_Work required_.
Pull every line holding the string "销方税号" from the records below.

_The input_.
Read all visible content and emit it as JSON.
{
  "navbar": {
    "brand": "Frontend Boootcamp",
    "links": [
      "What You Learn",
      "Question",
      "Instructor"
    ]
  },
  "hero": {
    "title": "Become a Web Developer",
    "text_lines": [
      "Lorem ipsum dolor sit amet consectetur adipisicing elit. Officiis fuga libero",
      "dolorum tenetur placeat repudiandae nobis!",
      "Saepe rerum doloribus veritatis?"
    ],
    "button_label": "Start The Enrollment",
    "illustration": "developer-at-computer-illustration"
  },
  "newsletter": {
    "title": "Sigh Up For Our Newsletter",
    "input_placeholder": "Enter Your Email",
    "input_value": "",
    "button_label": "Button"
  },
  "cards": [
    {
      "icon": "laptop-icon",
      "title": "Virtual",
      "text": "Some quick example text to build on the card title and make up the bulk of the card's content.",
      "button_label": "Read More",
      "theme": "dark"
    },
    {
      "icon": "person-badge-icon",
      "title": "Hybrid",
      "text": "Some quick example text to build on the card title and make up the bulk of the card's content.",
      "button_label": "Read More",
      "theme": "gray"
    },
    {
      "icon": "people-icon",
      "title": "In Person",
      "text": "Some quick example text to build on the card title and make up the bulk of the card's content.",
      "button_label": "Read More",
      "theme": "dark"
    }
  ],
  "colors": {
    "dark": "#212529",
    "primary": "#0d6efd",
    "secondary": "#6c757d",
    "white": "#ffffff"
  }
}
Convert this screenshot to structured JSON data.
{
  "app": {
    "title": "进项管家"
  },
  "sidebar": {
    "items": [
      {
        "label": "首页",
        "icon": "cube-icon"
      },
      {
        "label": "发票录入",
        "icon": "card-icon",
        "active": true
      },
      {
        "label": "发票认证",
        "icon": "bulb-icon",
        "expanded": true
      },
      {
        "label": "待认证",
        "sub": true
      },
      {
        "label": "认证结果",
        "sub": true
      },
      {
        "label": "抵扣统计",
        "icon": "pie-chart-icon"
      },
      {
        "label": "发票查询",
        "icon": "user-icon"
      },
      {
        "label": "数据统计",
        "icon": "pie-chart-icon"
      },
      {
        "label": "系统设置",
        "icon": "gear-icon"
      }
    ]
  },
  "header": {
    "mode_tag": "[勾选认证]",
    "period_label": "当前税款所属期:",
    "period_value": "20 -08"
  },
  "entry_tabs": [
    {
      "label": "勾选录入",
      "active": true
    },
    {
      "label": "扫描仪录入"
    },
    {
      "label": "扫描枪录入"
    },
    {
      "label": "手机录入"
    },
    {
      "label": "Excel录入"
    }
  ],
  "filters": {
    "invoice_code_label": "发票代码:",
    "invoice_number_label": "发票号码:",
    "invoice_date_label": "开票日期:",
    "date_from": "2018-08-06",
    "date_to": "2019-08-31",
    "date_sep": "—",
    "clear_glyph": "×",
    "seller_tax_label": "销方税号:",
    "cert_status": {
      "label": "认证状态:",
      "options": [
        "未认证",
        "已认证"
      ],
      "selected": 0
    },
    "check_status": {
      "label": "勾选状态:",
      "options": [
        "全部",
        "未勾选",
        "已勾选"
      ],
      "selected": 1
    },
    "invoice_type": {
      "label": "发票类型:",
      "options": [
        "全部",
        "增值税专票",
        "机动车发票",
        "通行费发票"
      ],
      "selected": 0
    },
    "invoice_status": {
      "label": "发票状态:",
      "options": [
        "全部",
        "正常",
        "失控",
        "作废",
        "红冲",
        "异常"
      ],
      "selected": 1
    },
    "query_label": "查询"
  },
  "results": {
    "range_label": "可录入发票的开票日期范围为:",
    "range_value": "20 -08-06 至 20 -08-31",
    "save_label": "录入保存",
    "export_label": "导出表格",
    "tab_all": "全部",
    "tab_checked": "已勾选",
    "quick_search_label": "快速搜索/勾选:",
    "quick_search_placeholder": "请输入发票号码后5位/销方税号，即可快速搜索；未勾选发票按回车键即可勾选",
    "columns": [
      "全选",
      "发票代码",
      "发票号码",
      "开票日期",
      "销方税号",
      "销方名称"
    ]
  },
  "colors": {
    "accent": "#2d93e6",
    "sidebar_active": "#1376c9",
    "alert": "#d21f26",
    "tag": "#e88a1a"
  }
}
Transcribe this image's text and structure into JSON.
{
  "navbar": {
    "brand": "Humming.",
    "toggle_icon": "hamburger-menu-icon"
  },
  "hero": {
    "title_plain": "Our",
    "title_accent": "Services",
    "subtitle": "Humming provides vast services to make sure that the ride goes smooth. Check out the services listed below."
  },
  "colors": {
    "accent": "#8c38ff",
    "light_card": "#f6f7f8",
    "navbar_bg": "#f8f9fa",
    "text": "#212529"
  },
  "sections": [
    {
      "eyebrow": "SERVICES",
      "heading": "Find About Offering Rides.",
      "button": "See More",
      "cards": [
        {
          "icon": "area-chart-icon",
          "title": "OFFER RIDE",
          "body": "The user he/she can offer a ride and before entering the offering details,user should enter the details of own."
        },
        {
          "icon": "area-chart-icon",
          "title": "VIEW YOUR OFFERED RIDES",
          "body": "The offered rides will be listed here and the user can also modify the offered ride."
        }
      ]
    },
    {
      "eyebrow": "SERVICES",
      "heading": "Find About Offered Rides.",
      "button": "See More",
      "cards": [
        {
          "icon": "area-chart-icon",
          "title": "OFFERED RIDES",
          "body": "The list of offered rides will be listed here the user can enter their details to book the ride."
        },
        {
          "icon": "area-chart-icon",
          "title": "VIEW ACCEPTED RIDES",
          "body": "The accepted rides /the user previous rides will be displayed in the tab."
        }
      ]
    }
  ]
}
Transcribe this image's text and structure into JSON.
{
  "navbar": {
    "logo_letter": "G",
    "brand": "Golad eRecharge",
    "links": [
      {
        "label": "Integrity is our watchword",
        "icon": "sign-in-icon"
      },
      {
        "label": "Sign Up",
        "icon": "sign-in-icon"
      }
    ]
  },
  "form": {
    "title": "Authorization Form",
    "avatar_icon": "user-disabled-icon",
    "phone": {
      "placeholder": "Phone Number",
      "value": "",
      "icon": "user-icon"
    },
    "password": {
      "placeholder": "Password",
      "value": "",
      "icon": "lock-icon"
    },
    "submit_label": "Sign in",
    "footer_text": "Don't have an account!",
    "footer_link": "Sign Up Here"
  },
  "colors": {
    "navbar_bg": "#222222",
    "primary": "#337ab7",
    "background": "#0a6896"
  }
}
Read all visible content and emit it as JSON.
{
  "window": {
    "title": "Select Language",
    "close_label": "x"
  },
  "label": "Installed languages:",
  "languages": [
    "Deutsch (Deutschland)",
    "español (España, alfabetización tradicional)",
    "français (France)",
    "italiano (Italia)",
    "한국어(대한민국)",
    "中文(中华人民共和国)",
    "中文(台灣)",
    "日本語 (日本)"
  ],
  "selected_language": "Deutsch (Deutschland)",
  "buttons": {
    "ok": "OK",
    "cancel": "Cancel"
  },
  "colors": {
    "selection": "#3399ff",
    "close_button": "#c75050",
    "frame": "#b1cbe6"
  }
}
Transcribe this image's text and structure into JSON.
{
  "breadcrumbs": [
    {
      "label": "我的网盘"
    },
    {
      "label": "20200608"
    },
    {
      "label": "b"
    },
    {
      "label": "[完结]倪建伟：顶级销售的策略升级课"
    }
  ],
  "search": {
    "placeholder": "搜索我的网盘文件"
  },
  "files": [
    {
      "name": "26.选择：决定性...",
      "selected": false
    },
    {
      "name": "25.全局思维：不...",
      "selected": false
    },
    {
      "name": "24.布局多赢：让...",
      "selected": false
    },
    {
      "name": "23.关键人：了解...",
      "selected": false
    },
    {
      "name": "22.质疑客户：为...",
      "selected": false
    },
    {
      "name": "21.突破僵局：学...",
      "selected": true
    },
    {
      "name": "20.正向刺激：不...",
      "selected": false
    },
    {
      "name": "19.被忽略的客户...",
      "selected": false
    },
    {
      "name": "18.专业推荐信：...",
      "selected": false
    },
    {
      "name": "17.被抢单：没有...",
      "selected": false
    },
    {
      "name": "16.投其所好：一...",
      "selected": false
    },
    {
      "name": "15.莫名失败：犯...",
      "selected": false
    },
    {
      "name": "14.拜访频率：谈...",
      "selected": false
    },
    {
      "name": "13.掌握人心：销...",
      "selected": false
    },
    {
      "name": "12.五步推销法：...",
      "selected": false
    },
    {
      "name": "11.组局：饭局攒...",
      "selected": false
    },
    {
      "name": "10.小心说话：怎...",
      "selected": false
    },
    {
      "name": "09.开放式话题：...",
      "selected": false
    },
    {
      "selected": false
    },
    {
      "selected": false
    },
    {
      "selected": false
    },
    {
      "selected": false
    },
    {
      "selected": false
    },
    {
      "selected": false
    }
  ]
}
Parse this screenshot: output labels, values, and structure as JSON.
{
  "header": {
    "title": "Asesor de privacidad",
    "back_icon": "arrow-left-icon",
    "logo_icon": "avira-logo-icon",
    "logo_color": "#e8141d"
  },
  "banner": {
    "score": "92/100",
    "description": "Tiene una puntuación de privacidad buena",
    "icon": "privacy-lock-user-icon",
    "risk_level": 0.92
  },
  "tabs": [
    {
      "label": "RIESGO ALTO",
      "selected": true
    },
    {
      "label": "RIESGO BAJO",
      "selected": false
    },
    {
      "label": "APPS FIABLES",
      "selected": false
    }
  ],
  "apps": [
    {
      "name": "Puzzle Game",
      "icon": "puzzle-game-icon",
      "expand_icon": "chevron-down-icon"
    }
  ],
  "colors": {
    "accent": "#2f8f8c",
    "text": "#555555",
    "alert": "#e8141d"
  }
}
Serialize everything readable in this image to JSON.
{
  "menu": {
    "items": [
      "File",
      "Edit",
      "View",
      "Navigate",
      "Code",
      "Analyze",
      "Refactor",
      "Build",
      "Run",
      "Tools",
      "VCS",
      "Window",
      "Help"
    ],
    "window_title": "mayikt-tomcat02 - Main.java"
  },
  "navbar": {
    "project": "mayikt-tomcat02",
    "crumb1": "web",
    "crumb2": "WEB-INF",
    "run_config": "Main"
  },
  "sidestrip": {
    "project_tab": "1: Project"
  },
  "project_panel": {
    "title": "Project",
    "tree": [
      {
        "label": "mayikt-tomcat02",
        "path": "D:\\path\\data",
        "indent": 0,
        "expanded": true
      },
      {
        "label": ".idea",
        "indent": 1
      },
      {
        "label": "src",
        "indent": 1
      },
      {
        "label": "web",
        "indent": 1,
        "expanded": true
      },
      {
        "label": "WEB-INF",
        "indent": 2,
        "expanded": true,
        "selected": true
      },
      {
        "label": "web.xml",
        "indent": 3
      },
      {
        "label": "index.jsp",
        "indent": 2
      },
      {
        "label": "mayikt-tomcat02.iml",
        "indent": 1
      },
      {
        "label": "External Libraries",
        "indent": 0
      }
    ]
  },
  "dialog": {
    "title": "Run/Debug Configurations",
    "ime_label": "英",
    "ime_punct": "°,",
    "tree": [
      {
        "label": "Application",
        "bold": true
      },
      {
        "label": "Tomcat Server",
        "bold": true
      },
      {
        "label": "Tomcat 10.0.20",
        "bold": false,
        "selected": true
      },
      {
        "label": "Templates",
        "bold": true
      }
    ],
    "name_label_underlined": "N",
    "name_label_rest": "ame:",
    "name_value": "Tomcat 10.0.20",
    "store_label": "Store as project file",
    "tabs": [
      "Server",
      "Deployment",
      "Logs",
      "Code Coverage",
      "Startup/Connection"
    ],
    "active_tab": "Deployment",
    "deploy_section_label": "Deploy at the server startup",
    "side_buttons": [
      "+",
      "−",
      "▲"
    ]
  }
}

_The solution_.
    "seller_tax_label": "销方税号:",
    "quick_search_placeholder": "请输入发票号码后5位/销方税号，即可快速搜索；未勾选发票按回车键即可勾选",
      "销方税号",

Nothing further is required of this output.